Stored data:
[BEGIN]

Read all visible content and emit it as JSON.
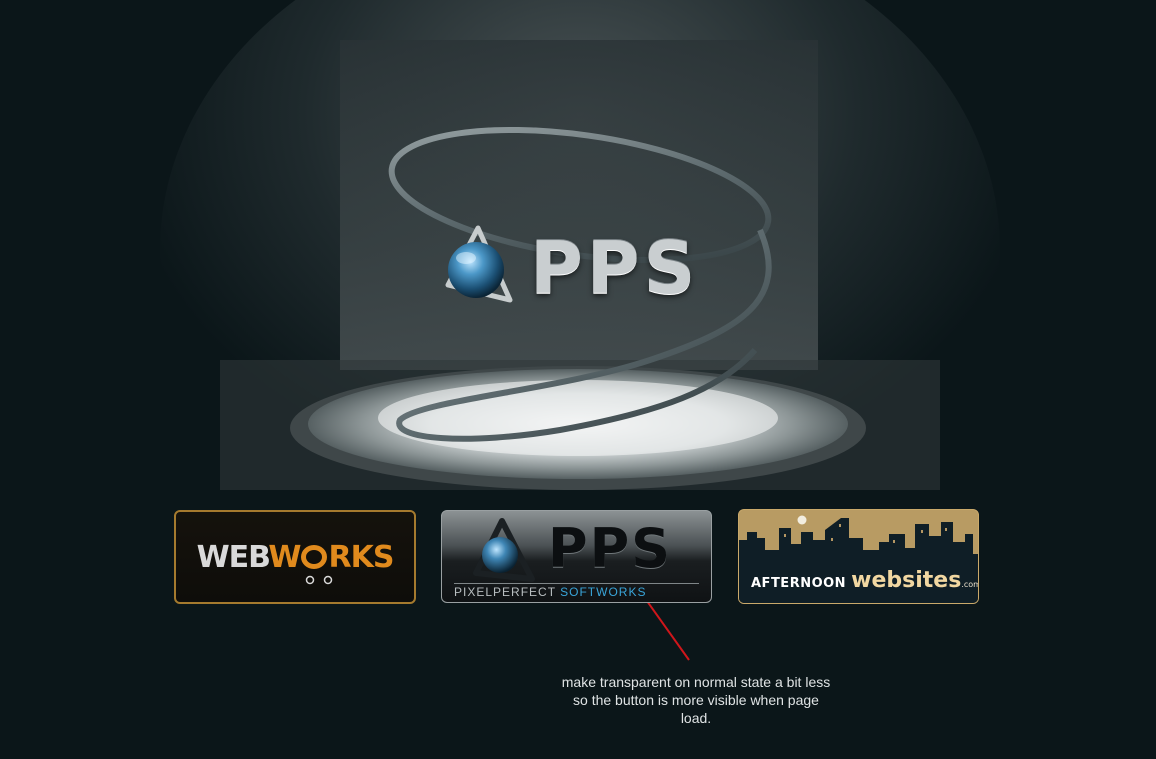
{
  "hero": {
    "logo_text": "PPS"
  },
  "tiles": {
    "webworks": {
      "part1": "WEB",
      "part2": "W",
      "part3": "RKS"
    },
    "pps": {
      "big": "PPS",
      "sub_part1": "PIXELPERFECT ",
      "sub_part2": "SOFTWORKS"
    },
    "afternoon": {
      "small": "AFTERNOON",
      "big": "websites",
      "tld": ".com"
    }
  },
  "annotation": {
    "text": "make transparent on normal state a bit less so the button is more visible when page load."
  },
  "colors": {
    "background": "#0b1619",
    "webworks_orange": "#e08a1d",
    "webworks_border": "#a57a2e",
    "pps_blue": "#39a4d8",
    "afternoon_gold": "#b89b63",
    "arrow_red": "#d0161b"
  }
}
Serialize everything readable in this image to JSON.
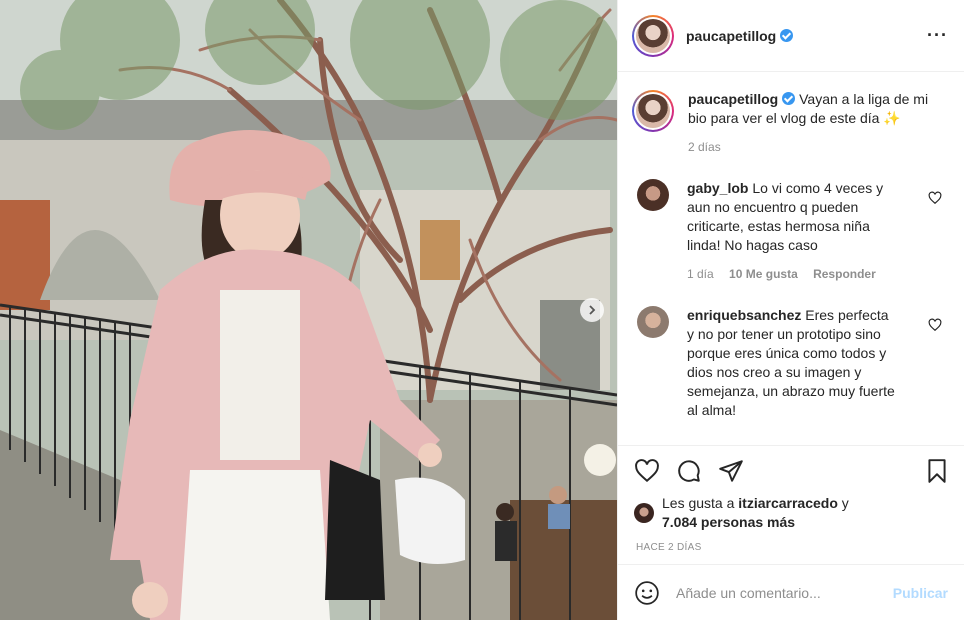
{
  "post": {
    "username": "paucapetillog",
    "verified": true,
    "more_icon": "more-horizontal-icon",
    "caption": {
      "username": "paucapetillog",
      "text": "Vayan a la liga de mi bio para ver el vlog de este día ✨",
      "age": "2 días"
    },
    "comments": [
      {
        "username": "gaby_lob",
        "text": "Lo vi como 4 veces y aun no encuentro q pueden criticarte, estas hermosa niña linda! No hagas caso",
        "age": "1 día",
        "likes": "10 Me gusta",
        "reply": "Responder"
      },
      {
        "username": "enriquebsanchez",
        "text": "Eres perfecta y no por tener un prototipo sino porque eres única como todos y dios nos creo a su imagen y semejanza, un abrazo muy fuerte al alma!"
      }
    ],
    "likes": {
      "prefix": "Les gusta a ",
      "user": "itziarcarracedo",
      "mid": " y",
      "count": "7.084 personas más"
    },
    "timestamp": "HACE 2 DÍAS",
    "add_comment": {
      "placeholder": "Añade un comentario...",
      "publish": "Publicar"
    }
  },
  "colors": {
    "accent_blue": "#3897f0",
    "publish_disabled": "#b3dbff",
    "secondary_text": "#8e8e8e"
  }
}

[END]

* **Required work**:
Set down the lines of the records above exactly, apart from the pictures.

* **Result below**:
Read all visible content and emit it as JSON.
{
  "hero": {
    "logo_text": "PPS"
  },
  "tiles": {
    "webworks": {
      "part1": "WEB",
      "part2": "W",
      "part3": "RKS"
    },
    "pps": {
      "big": "PPS",
      "sub_part1": "PIXELPERFECT ",
      "sub_part2": "SOFTWORKS"
    },
    "afternoon": {
      "small": "AFTERNOON",
      "big": "websites",
      "tld": ".com"
    }
  },
  "annotation": {
    "text": "make transparent on normal state a bit less so the button is more visible when page load."
  },
  "colors": {
    "background": "#0b1619",
    "webworks_orange": "#e08a1d",
    "webworks_border": "#a57a2e",
    "pps_blue": "#39a4d8",
    "afternoon_gold": "#b89b63",
    "arrow_red": "#d0161b"
  }
}
Serialize everything readable in this image to JSON.
{
  "post": {
    "username": "paucapetillog",
    "verified": true,
    "more_icon": "more-horizontal-icon",
    "caption": {
      "username": "paucapetillog",
      "text": "Vayan a la liga de mi bio para ver el vlog de este día ✨",
      "age": "2 días"
    },
    "comments": [
      {
        "username": "gaby_lob",
        "text": "Lo vi como 4 veces y aun no encuentro q pueden criticarte, estas hermosa niña linda! No hagas caso",
        "age": "1 día",
        "likes": "10 Me gusta",
        "reply": "Responder"
      },
      {
        "username": "enriquebsanchez",
        "text": "Eres perfecta y no por tener un prototipo sino porque eres única como todos y dios nos creo a su imagen y semejanza, un abrazo muy fuerte al alma!"
      }
    ],
    "likes": {
      "prefix": "Les gusta a ",
      "user": "itziarcarracedo",
      "mid": " y",
      "count": "7.084 personas más"
    },
    "timestamp": "HACE 2 DÍAS",
    "add_comment": {
      "placeholder": "Añade un comentario...",
      "publish": "Publicar"
    }
  },
  "colors": {
    "accent_blue": "#3897f0",
    "publish_disabled": "#b3dbff",
    "secondary_text": "#8e8e8e"
  }
}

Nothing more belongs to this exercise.